## Supplied text
Matrix demo

This program illustrates how the 32-bit Floating Point Unit add-on facilitates mathematical operations. The demo uses matrix algebra to render a rotating 3D cube:

How it works

CLASS VECTOR is represented using the new FLOAT variable type.
The $\sin(\theta)$ and $\cos(\theta)$ functions are calculated from a lookup table, with angles measured as a BYTE where 255 corresponds to $2\pi$ .
The MULTIPLY_MATRIX() function uses homogeneous coordinates, dividing by W for a 3D perspective projection.
The 2D lines are plotted using Bresenham's line algorithm with INT instead of FLOAT, because screen space has discrete pixels.

2D raster

The image is painted onto a 48 × 48 pixel sprite, writing directly to an IO_SPRITE::PIXELS_ADDRESS memory buffer without relying on the Hybrix framework [ENGINE].

## Data listing

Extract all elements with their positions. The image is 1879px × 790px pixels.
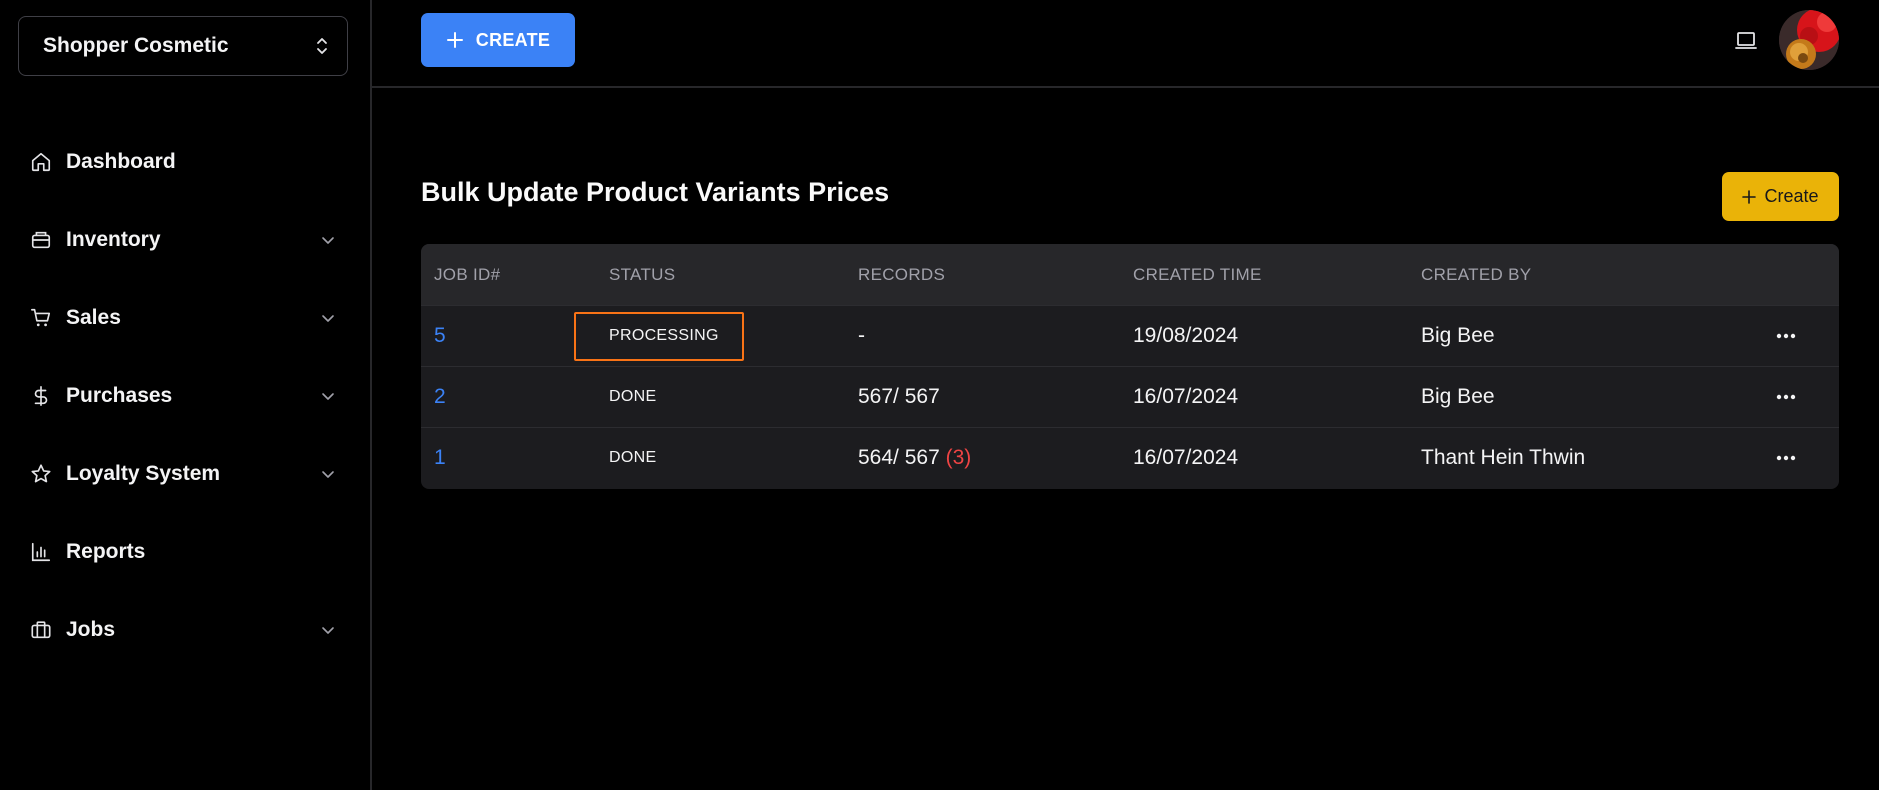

* * *

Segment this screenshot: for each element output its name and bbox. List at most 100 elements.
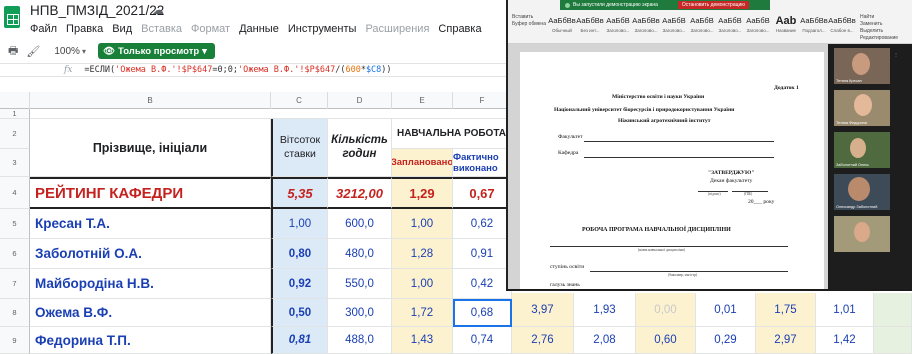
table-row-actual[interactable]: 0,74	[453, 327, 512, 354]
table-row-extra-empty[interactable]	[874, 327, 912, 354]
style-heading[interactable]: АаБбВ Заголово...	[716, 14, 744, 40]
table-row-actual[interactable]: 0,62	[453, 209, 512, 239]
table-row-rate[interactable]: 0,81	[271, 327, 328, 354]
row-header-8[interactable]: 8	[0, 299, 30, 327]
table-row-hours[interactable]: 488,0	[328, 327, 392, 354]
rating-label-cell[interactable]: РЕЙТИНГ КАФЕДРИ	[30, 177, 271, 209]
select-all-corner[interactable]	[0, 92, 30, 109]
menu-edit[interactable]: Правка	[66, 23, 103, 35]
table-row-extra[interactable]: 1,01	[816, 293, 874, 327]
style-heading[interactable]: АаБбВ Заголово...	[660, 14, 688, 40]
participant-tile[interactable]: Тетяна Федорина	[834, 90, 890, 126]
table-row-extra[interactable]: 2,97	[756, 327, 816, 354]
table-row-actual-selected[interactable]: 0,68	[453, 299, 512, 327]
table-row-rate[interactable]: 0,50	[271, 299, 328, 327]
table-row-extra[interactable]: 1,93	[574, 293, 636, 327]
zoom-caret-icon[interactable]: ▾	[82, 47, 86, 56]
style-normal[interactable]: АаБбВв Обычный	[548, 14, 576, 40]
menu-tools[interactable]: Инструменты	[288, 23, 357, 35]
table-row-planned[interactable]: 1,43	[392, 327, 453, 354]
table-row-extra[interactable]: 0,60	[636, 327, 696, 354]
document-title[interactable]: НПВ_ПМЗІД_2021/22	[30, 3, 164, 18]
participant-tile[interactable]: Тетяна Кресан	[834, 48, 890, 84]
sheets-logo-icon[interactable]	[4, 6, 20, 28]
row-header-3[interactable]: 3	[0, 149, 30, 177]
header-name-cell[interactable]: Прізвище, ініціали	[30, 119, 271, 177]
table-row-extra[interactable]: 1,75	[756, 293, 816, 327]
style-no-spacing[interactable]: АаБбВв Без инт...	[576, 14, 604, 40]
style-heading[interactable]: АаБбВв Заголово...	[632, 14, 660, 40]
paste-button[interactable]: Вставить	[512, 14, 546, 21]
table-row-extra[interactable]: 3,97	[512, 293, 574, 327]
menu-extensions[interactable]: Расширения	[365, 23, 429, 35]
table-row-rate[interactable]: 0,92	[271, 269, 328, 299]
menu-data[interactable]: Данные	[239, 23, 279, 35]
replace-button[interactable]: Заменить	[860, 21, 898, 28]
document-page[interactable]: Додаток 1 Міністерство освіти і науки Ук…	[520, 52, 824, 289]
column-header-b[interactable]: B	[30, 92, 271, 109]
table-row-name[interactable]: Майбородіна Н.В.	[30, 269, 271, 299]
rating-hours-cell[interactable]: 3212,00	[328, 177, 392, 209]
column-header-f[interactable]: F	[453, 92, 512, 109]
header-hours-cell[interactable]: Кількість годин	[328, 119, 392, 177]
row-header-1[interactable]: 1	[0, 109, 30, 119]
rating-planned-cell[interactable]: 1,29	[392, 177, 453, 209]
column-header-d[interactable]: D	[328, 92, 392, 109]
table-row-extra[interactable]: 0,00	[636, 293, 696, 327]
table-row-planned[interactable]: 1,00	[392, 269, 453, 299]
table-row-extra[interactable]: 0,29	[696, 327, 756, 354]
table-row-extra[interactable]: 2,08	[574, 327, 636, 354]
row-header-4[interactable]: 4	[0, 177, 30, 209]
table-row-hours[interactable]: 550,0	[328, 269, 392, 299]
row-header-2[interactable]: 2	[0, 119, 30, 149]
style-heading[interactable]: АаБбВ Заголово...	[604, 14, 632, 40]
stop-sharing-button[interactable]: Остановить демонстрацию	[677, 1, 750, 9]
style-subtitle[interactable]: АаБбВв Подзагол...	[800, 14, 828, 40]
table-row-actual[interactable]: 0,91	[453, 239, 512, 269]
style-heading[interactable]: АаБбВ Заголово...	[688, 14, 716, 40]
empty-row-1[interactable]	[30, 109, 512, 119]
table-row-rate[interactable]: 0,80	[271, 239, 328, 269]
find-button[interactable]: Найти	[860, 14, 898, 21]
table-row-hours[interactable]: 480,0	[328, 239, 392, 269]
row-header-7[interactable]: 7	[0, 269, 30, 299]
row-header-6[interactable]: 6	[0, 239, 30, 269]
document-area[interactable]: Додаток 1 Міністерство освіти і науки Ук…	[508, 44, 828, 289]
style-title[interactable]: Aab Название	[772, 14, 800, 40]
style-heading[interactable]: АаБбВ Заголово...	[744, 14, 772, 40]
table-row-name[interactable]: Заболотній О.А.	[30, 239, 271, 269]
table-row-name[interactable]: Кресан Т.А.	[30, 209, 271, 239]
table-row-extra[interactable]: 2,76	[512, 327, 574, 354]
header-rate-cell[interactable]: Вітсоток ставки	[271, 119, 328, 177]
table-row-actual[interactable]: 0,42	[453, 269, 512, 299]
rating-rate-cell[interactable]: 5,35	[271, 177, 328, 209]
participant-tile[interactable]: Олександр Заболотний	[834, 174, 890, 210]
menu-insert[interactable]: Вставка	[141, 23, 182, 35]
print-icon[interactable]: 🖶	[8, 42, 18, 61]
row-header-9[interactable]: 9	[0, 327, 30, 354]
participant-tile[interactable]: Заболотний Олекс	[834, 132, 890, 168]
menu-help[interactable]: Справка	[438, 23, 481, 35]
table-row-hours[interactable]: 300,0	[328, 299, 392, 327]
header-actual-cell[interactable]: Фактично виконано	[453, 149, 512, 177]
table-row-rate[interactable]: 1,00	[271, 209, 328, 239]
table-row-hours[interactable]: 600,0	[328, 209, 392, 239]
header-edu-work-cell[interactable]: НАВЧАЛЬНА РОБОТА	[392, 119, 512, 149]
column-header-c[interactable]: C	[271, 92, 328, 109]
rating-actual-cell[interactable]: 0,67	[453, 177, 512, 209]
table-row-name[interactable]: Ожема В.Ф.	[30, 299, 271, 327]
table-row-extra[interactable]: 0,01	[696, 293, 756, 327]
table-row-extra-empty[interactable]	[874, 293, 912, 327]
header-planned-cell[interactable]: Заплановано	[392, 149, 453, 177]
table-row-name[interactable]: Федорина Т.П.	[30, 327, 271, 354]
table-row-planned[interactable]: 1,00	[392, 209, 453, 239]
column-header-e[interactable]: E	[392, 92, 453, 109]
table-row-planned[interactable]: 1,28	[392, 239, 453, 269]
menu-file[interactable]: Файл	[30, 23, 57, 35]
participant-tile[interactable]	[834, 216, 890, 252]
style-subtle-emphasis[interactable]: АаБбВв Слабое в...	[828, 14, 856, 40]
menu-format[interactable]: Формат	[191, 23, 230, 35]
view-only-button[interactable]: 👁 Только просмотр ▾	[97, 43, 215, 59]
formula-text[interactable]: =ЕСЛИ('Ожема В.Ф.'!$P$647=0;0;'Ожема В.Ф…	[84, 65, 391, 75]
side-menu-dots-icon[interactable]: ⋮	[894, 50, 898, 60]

## Jobs
#1 According to the matrix demo page, what pixel size is the sprite that the image is painted onto?
#2 Do these statements agree with the matrix demo page? Answer yes or no for each and quote the words that decide it.
(a) The sine and cosine values come from a lookup table.
(b) The 2D lines are plotted using FLOAT values.
(c) The image is drawn through the Hybrix framework.
#3 Extend the matrix demo page with a further passage that picks up after its last sentence.

## Responses
#1 48 × 48 pixels.

#2
(a) Yes: "The $\sin(\theta)$ and $\cos(\theta)$ functions are calculated from a lookup table"
(b) No: "The 2D lines are plotted using Bresenham's line algorithm with INT instead of FLOAT"
(c) No: "without relying on the Hybrix framework [ENGINE]"

#3
# SET UP THE RASTER BUFFER
VAR SPRITE: IO_SPRITE
IO::SPRITES[0] -> SPRITE
10 -> SPRITE.X
10 -> SPRITE.Y
48 -> SPRITE.WIDTH
48 -> SPRITE.HEIGHT

VAR BUFFER: BYTE[SIZE 2304]
NEW BYTE[SIZE 2304]() -> BUFFER
TO_ADDRESS(BUFFER) -> SPRITE.PIXELS_ADDRESS

A pixel is plotted by writing its color into the array:

COLOR -> BUFFER[X0 + Y0 * 48]

Clearing the buffer would require a LOOP that processes 2,304 pixels, which can be relatively slow. The KERNEL::MEMSET_BYTE() utility uses optimized assembly language, which is significantly faster:

# CLEAR THE RASTER
KERNEL::MEMSET_BYTE(TO_ADDRESS(BUFFER), 2, 2304)

⚠️ Be careful with KERNEL::MEMSET_BYTE()! If used incorrectly, it can corrupt the program's memory.

3D projection

The PROJECTION_MATRIX is a read-only matrix that looks like this:

\texttt{PROJECTION\_MATRIX} = \begin{bmatrix} 40.0 & 0.0 & -24.0 & 72.0 \\ 0.0 & -40.0 & -24.0 & 72.0 \\ 0.0 & 0.0 & -1.2222222 & 1.4444444 \\ 0.0 & 0.0 & -1.0 & 3.0 \end{bmatrix}

The cube's corners form a box ranging from $(-1.0, -1.0, -1.0)$ to $(1.0, 1.0, 1.0)$ . PROJECTION_MATRIX implements a 3D perspective projection that maps the cube's space to be centered in the 48 × 48 surface.

If you comment out line 197 like this...

# MAIN::MULTIPLY_MATRIX(VECTOR, MAIN::PROJECTION_MATRIX)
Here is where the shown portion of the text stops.